## [THE DATA]
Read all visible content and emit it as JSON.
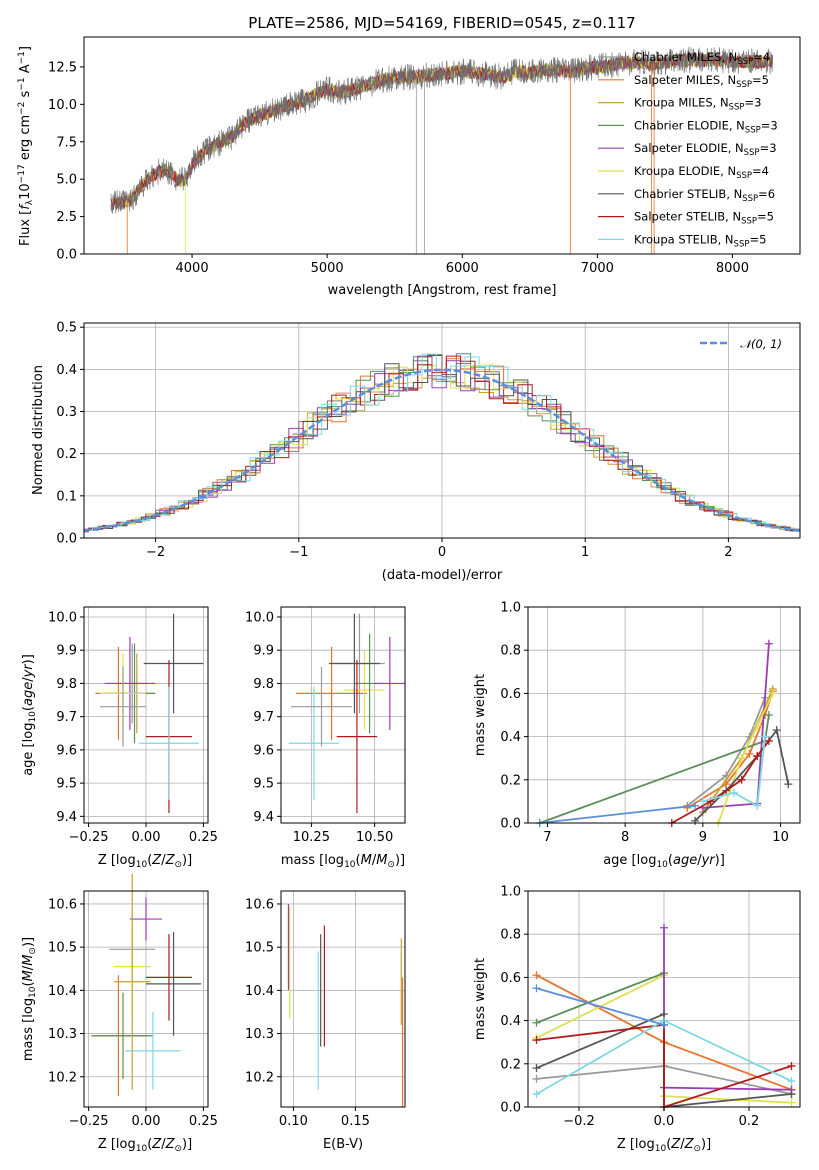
{
  "figure": {
    "title": "PLATE=2586, MJD=54169, FIBERID=0545, z=0.117",
    "models": [
      {
        "name": "Chabrier MILES",
        "nssp": "4",
        "color": "#9a9a9a"
      },
      {
        "name": "Salpeter MILES",
        "nssp": "5",
        "color": "#e8732a"
      },
      {
        "name": "Kroupa MILES",
        "nssp": "3",
        "color": "#c8a030"
      },
      {
        "name": "Chabrier ELODIE",
        "nssp": "3",
        "color": "#5a8f5a"
      },
      {
        "name": "Salpeter ELODIE",
        "nssp": "3",
        "color": "#9a3db5"
      },
      {
        "name": "Kroupa ELODIE",
        "nssp": "4",
        "color": "#dfe050"
      },
      {
        "name": "Chabrier STELIB",
        "nssp": "6",
        "color": "#555555"
      },
      {
        "name": "Salpeter STELIB",
        "nssp": "5",
        "color": "#b01c1c"
      },
      {
        "name": "Kroupa STELIB",
        "nssp": "5",
        "color": "#7fd8e0"
      }
    ]
  },
  "chart_data": [
    {
      "id": "spectrum",
      "type": "line",
      "title": "PLATE=2586, MJD=54169, FIBERID=0545, z=0.117",
      "xlabel": "wavelength [Angstrom, rest frame]",
      "xlim": [
        3200,
        8500
      ],
      "ylim": [
        0,
        14.5
      ],
      "xticks": [
        4000,
        5000,
        6000,
        7000,
        8000
      ],
      "yticks": [
        0.0,
        2.5,
        5.0,
        7.5,
        10.0,
        12.5
      ],
      "spectrum_points": [
        [
          3400,
          3.3
        ],
        [
          3450,
          3.4
        ],
        [
          3500,
          3.5
        ],
        [
          3550,
          3.6
        ],
        [
          3600,
          4.3
        ],
        [
          3650,
          4.8
        ],
        [
          3700,
          5.2
        ],
        [
          3750,
          5.5
        ],
        [
          3800,
          5.6
        ],
        [
          3850,
          5.4
        ],
        [
          3900,
          4.9
        ],
        [
          3950,
          5.0
        ],
        [
          4000,
          6.0
        ],
        [
          4100,
          6.9
        ],
        [
          4200,
          7.4
        ],
        [
          4300,
          7.9
        ],
        [
          4400,
          8.8
        ],
        [
          4500,
          9.2
        ],
        [
          4600,
          9.6
        ],
        [
          4700,
          9.9
        ],
        [
          4800,
          10.1
        ],
        [
          4900,
          10.6
        ],
        [
          5000,
          11.0
        ],
        [
          5100,
          10.8
        ],
        [
          5200,
          11.0
        ],
        [
          5300,
          11.3
        ],
        [
          5400,
          11.6
        ],
        [
          5500,
          11.8
        ],
        [
          5600,
          11.8
        ],
        [
          5700,
          11.9
        ],
        [
          5800,
          12.0
        ],
        [
          5900,
          12.1
        ],
        [
          6000,
          12.2
        ],
        [
          6100,
          12.1
        ],
        [
          6200,
          12.0
        ],
        [
          6300,
          11.8
        ],
        [
          6400,
          12.2
        ],
        [
          6500,
          12.1
        ],
        [
          6600,
          12.3
        ],
        [
          6700,
          12.3
        ],
        [
          6800,
          12.2
        ],
        [
          6900,
          12.4
        ],
        [
          7000,
          12.5
        ],
        [
          7100,
          12.6
        ],
        [
          7200,
          12.8
        ],
        [
          7300,
          12.8
        ],
        [
          7400,
          12.7
        ],
        [
          7500,
          12.8
        ],
        [
          7600,
          12.9
        ],
        [
          7700,
          13.0
        ],
        [
          7800,
          12.9
        ],
        [
          7900,
          13.0
        ],
        [
          8000,
          12.8
        ],
        [
          8100,
          12.9
        ],
        [
          8200,
          12.8
        ],
        [
          8300,
          12.9
        ]
      ],
      "series": [
        {
          "name": "Chabrier MILES, N_SSP=4"
        },
        {
          "name": "Salpeter MILES, N_SSP=5"
        },
        {
          "name": "Kroupa MILES, N_SSP=3"
        },
        {
          "name": "Chabrier ELODIE, N_SSP=3"
        },
        {
          "name": "Salpeter ELODIE, N_SSP=3"
        },
        {
          "name": "Kroupa ELODIE, N_SSP=4"
        },
        {
          "name": "Chabrier STELIB, N_SSP=6"
        },
        {
          "name": "Salpeter STELIB, N_SSP=5"
        },
        {
          "name": "Kroupa STELIB, N_SSP=5"
        }
      ],
      "legend": "top-right"
    },
    {
      "id": "residuals",
      "type": "line",
      "xlabel": "(data-model)/error",
      "ylabel": "Normed distribution",
      "xlim": [
        -2.5,
        2.5
      ],
      "ylim": [
        0,
        0.51
      ],
      "xticks": [
        -2,
        -1,
        0,
        1,
        2
      ],
      "yticks": [
        0.0,
        0.1,
        0.2,
        0.3,
        0.4,
        0.5
      ],
      "series": [
        {
          "name": "N(0,1)",
          "style": "dashed"
        }
      ],
      "grid": true,
      "legend": "top-right"
    },
    {
      "id": "age-vs-Z",
      "type": "scatter",
      "xlabel": "Z [log10(Z/Zsun)]",
      "ylabel": "age [log10(age/yr)]",
      "xlim": [
        -0.27,
        0.27
      ],
      "ylim": [
        9.38,
        10.03
      ],
      "xticks": [
        -0.25,
        0.0,
        0.25
      ],
      "yticks": [
        9.4,
        9.5,
        9.6,
        9.7,
        9.8,
        9.9,
        10.0
      ],
      "points": [
        {
          "model": "Chabrier MILES",
          "x": -0.06,
          "xerr": 0.1,
          "y": 9.8,
          "yerr": 0.12
        },
        {
          "model": "Salpeter MILES",
          "x": -0.12,
          "xerr": 0.1,
          "y": 9.77,
          "yerr": 0.14
        },
        {
          "model": "Kroupa MILES",
          "x": -0.04,
          "xerr": 0.08,
          "y": 9.77,
          "yerr": 0.12
        },
        {
          "model": "Chabrier ELODIE",
          "x": -0.05,
          "xerr": 0.09,
          "y": 9.77,
          "yerr": 0.15
        },
        {
          "model": "Salpeter ELODIE",
          "x": -0.07,
          "xerr": 0.11,
          "y": 9.8,
          "yerr": 0.14
        },
        {
          "model": "Kroupa ELODIE",
          "x": -0.1,
          "xerr": 0.1,
          "y": 9.77,
          "yerr": 0.12
        },
        {
          "model": "Chabrier STELIB",
          "x": 0.12,
          "xerr": 0.13,
          "y": 9.86,
          "yerr": 0.15
        },
        {
          "model": "Salpeter STELIB",
          "x": 0.1,
          "xerr": 0.1,
          "y": 9.64,
          "yerr": 0.23
        },
        {
          "model": "Kroupa STELIB",
          "x": 0.1,
          "xerr": 0.13,
          "y": 9.62,
          "yerr": 0.17
        },
        {
          "model": "Chabrier MILES",
          "x": -0.1,
          "xerr": 0.1,
          "y": 9.73,
          "yerr": 0.12
        }
      ]
    },
    {
      "id": "age-vs-mass",
      "type": "scatter",
      "xlabel": "mass [log10(M/Msun)]",
      "xlim": [
        10.13,
        10.62
      ],
      "ylim": [
        9.38,
        10.03
      ],
      "xticks": [
        10.25,
        10.5
      ],
      "yticks": [
        9.4,
        9.5,
        9.6,
        9.7,
        9.8,
        9.9,
        10.0
      ],
      "points": [
        {
          "model": "Chabrier MILES",
          "x": 10.44,
          "xerr": 0.1,
          "y": 9.86,
          "yerr": 0.15
        },
        {
          "model": "Salpeter MILES",
          "x": 10.33,
          "xerr": 0.14,
          "y": 9.77,
          "yerr": 0.14
        },
        {
          "model": "Kroupa ELODIE",
          "x": 10.46,
          "xerr": 0.08,
          "y": 9.78,
          "yerr": 0.12
        },
        {
          "model": "Chabrier ELODIE",
          "x": 10.48,
          "xerr": 0.06,
          "y": 9.8,
          "yerr": 0.15
        },
        {
          "model": "Salpeter ELODIE",
          "x": 10.56,
          "xerr": 0.06,
          "y": 9.8,
          "yerr": 0.14
        },
        {
          "model": "Chabrier STELIB",
          "x": 10.42,
          "xerr": 0.1,
          "y": 9.86,
          "yerr": 0.15
        },
        {
          "model": "Salpeter STELIB",
          "x": 10.43,
          "xerr": 0.08,
          "y": 9.64,
          "yerr": 0.23
        },
        {
          "model": "Kroupa STELIB",
          "x": 10.26,
          "xerr": 0.1,
          "y": 9.62,
          "yerr": 0.17
        },
        {
          "model": "Chabrier MILES",
          "x": 10.29,
          "xerr": 0.12,
          "y": 9.73,
          "yerr": 0.12
        }
      ]
    },
    {
      "id": "weight-vs-age",
      "type": "line",
      "xlabel": "age [log10(age/yr)]",
      "ylabel": "mass weight",
      "xlim": [
        6.75,
        10.25
      ],
      "ylim": [
        0,
        1.0
      ],
      "xticks": [
        7,
        8,
        9,
        10
      ],
      "yticks": [
        0.0,
        0.2,
        0.4,
        0.6,
        0.8,
        1.0
      ],
      "series": [
        {
          "model": "Chabrier MILES",
          "x": [
            8.8,
            9.3,
            9.6,
            9.8
          ],
          "y": [
            0.08,
            0.22,
            0.4,
            0.58
          ]
        },
        {
          "model": "Salpeter MILES",
          "x": [
            8.8,
            9.3,
            9.6,
            9.8,
            9.9
          ],
          "y": [
            0.07,
            0.18,
            0.32,
            0.5,
            0.61
          ]
        },
        {
          "model": "Kroupa MILES",
          "x": [
            9.0,
            9.5,
            9.9
          ],
          "y": [
            0.05,
            0.3,
            0.62
          ]
        },
        {
          "model": "Chabrier ELODIE",
          "x": [
            6.9,
            9.8,
            9.85
          ],
          "y": [
            0.0,
            0.38,
            0.5
          ]
        },
        {
          "model": "Salpeter ELODIE",
          "x": [
            9.0,
            9.7,
            9.85
          ],
          "y": [
            0.07,
            0.09,
            0.83
          ]
        },
        {
          "model": "Kroupa ELODIE",
          "x": [
            9.2,
            9.5,
            9.7,
            9.9
          ],
          "y": [
            0.0,
            0.3,
            0.45,
            0.6
          ]
        },
        {
          "model": "Chabrier STELIB",
          "x": [
            8.9,
            9.3,
            9.7,
            9.95,
            10.1
          ],
          "y": [
            0.01,
            0.15,
            0.31,
            0.43,
            0.18
          ]
        },
        {
          "model": "Salpeter STELIB",
          "x": [
            8.6,
            9.1,
            9.5,
            9.7,
            9.85
          ],
          "y": [
            0.0,
            0.1,
            0.2,
            0.31,
            0.38
          ]
        },
        {
          "model": "Kroupa STELIB",
          "x": [
            9.0,
            9.4,
            9.7,
            9.8
          ],
          "y": [
            0.1,
            0.14,
            0.08,
            0.4
          ]
        },
        {
          "model": "blue",
          "x": [
            6.9,
            8.9
          ],
          "y": [
            0.0,
            0.08
          ]
        }
      ]
    },
    {
      "id": "mass-vs-Z",
      "type": "scatter",
      "xlabel": "Z [log10(Z/Zsun)]",
      "ylabel": "mass [log10(M/Msun)]",
      "xlim": [
        -0.27,
        0.27
      ],
      "ylim": [
        10.13,
        10.63
      ],
      "xticks": [
        -0.25,
        0.0,
        0.25
      ],
      "yticks": [
        10.2,
        10.3,
        10.4,
        10.5,
        10.6
      ],
      "points": [
        {
          "model": "Chabrier MILES",
          "x": -0.06,
          "xerr": 0.1,
          "y": 10.495,
          "yerr": 0.05
        },
        {
          "model": "Salpeter MILES",
          "x": -0.12,
          "xerr": 0.12,
          "y": 10.295,
          "yerr": 0.14
        },
        {
          "model": "Kroupa ELODIE",
          "x": -0.06,
          "xerr": 0.08,
          "y": 10.455,
          "yerr": 0.12
        },
        {
          "model": "Chabrier ELODIE",
          "x": -0.1,
          "xerr": 0.13,
          "y": 10.295,
          "yerr": 0.1
        },
        {
          "model": "Salpeter ELODIE",
          "x": 0.0,
          "xerr": 0.07,
          "y": 10.565,
          "yerr": 0.05
        },
        {
          "model": "Chabrier STELIB",
          "x": 0.12,
          "xerr": 0.12,
          "y": 10.415,
          "yerr": 0.12
        },
        {
          "model": "Salpeter STELIB",
          "x": 0.1,
          "xerr": 0.1,
          "y": 10.43,
          "yerr": 0.1
        },
        {
          "model": "Kroupa STELIB",
          "x": 0.03,
          "xerr": 0.12,
          "y": 10.26,
          "yerr": 0.09
        },
        {
          "model": "Kroupa MILES",
          "x": -0.06,
          "xerr": 0.08,
          "y": 10.42,
          "yerr": 0.25
        }
      ]
    },
    {
      "id": "mass-vs-EBV",
      "type": "scatter",
      "xlabel": "E(B-V)",
      "xlim": [
        0.09,
        0.19
      ],
      "ylim": [
        10.13,
        10.63
      ],
      "xticks": [
        0.1,
        0.15
      ],
      "yticks": [
        10.2,
        10.3,
        10.4,
        10.5,
        10.6
      ],
      "points": [
        {
          "model": "Kroupa ELODIE",
          "x": 0.097,
          "y": 10.465,
          "yerr": 0.13
        },
        {
          "model": "Salpeter ELODIE",
          "x": 0.096,
          "y": 10.5,
          "yerr": 0.1
        },
        {
          "model": "Kroupa STELIB",
          "x": 0.12,
          "y": 10.33,
          "yerr": 0.16
        },
        {
          "model": "Chabrier STELIB",
          "x": 0.122,
          "y": 10.4,
          "yerr": 0.13
        },
        {
          "model": "Salpeter STELIB",
          "x": 0.125,
          "y": 10.41,
          "yerr": 0.14
        },
        {
          "model": "Kroupa MILES",
          "x": 0.187,
          "y": 10.42,
          "yerr": 0.1
        },
        {
          "model": "Salpeter MILES",
          "x": 0.188,
          "y": 10.28,
          "yerr": 0.15
        }
      ]
    },
    {
      "id": "weight-vs-Z",
      "type": "line",
      "xlabel": "Z [log10(Z/Zsun)]",
      "ylabel": "mass weight",
      "xlim": [
        -0.32,
        0.32
      ],
      "ylim": [
        0,
        1.0
      ],
      "xticks": [
        -0.2,
        0.0,
        0.2
      ],
      "yticks": [
        0.0,
        0.2,
        0.4,
        0.6,
        0.8,
        1.0
      ],
      "series": [
        {
          "model": "Salpeter MILES",
          "x": [
            -0.3,
            0.0,
            0.3
          ],
          "y": [
            0.61,
            0.3,
            0.08
          ]
        },
        {
          "model": "Chabrier MILES",
          "x": [
            -0.3,
            0.0,
            0.3
          ],
          "y": [
            0.13,
            0.19,
            0.06
          ]
        },
        {
          "model": "Kroupa ELODIE",
          "x": [
            -0.3,
            0.0,
            0.0,
            0.3
          ],
          "y": [
            0.32,
            0.61,
            0.05,
            0.02
          ]
        },
        {
          "model": "Chabrier ELODIE",
          "x": [
            -0.3,
            0.0
          ],
          "y": [
            0.39,
            0.62
          ]
        },
        {
          "model": "Salpeter ELODIE",
          "x": [
            0.0,
            0.0,
            0.3
          ],
          "y": [
            0.83,
            0.09,
            0.08
          ]
        },
        {
          "model": "Chabrier STELIB",
          "x": [
            -0.3,
            0.0,
            0.0,
            0.3
          ],
          "y": [
            0.18,
            0.43,
            0.0,
            0.06
          ]
        },
        {
          "model": "Salpeter STELIB",
          "x": [
            -0.3,
            0.0,
            0.0,
            0.3
          ],
          "y": [
            0.31,
            0.38,
            0.0,
            0.19
          ]
        },
        {
          "model": "Kroupa STELIB",
          "x": [
            -0.3,
            0.0,
            0.3
          ],
          "y": [
            0.06,
            0.4,
            0.12
          ]
        },
        {
          "model": "blue",
          "x": [
            -0.3,
            0.0
          ],
          "y": [
            0.55,
            0.38
          ]
        }
      ]
    }
  ]
}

## [WHAT YOU SHOULD DO]
Return every line in the listing that contains the word "Msun".

## [WRITTEN SOLUTION]
      "xlabel": "mass [log10(M/Msun)]",
      "ylabel": "mass [log10(M/Msun)]",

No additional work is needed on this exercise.